* Task requirements *
List each line of the data that holds the string "Slave", please.
'''
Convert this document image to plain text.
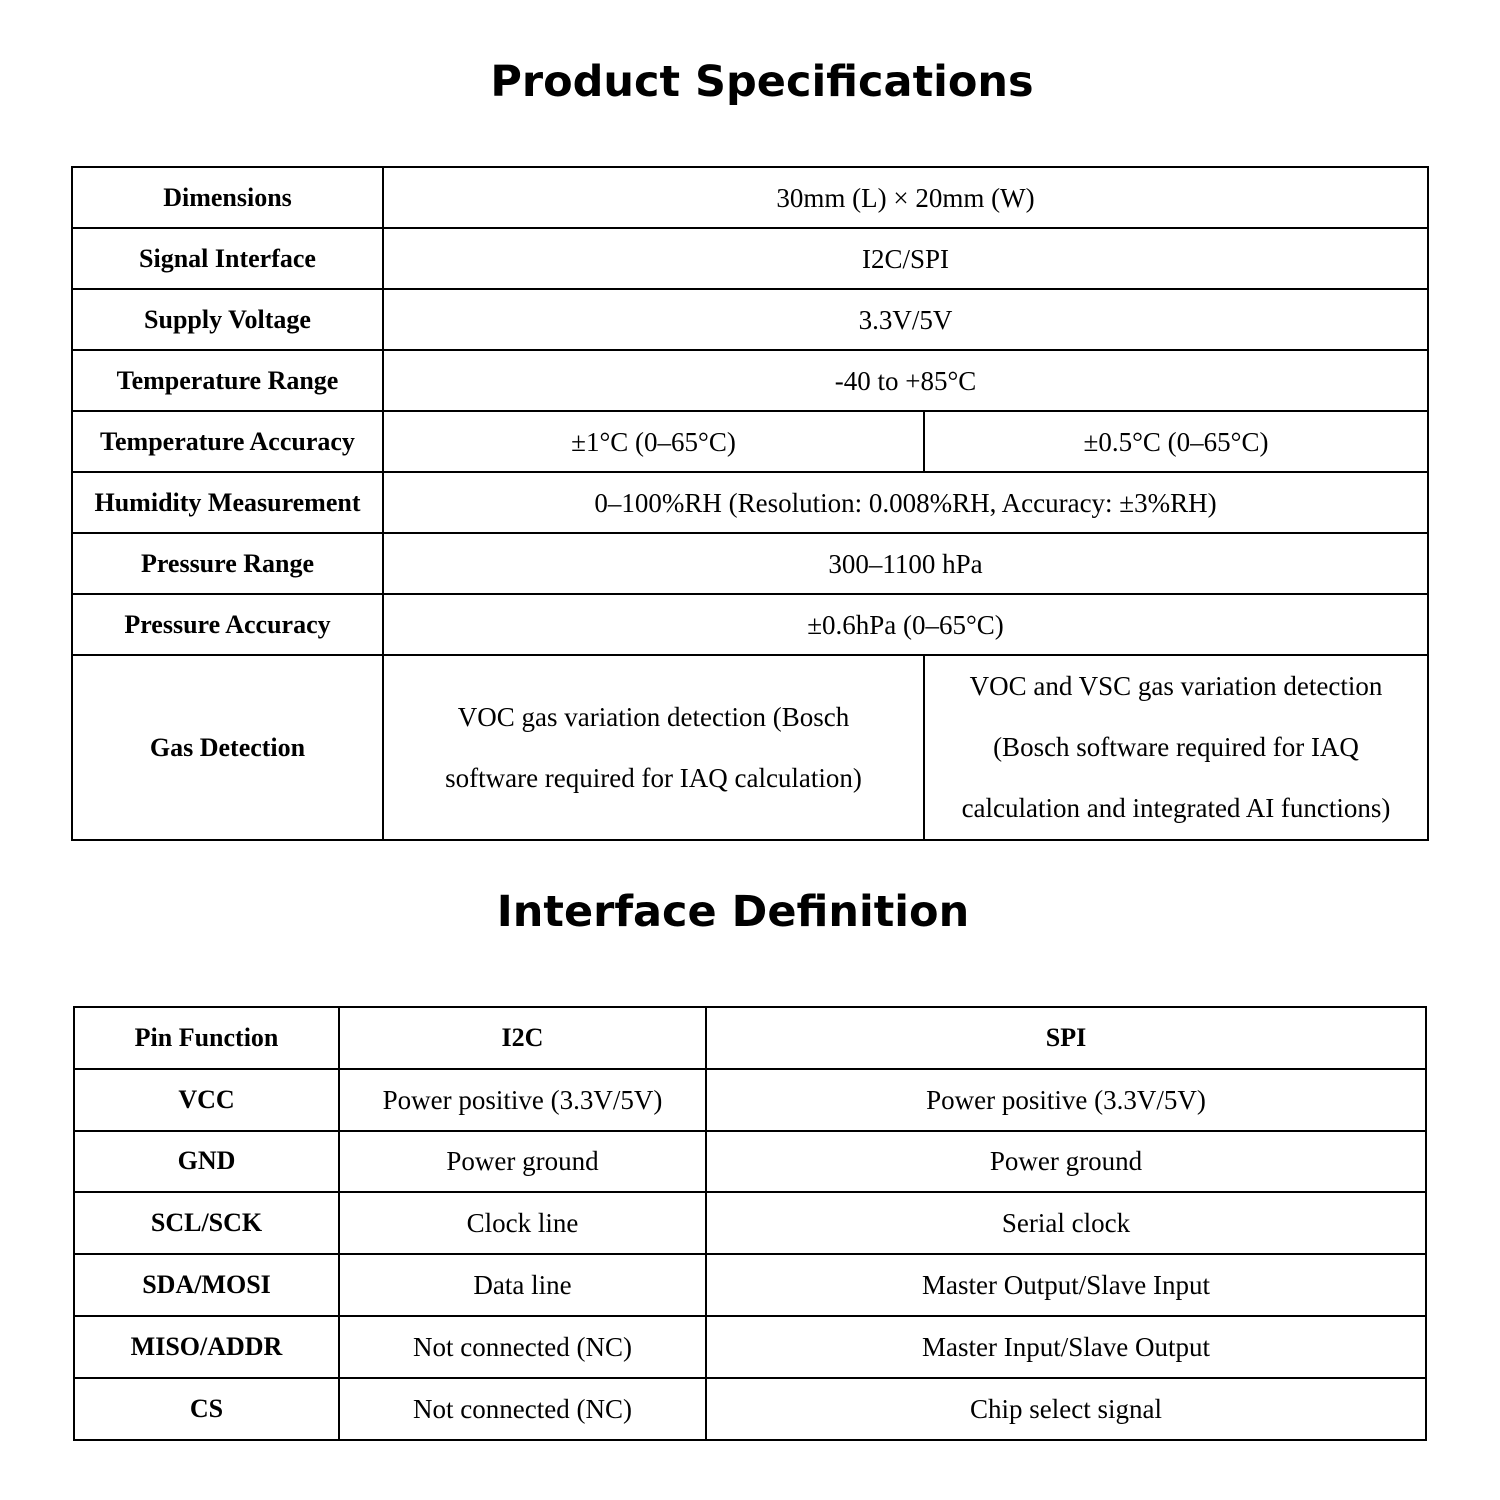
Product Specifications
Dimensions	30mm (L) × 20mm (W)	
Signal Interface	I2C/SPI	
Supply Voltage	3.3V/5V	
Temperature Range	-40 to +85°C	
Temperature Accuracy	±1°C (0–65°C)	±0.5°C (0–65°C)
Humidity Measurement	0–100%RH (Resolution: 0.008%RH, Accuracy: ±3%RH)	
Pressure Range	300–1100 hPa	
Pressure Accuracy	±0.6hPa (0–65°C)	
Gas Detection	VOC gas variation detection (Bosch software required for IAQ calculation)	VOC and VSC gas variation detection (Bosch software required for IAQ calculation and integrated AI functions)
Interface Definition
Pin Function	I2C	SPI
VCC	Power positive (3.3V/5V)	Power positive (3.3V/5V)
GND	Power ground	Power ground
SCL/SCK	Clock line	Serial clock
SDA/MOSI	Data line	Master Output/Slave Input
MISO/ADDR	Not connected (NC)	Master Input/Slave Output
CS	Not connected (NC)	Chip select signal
'''
* Result of this task *
SDA/MOSI	Data line	Master Output/Slave Input
MISO/ADDR	Not connected (NC)	Master Input/Slave Output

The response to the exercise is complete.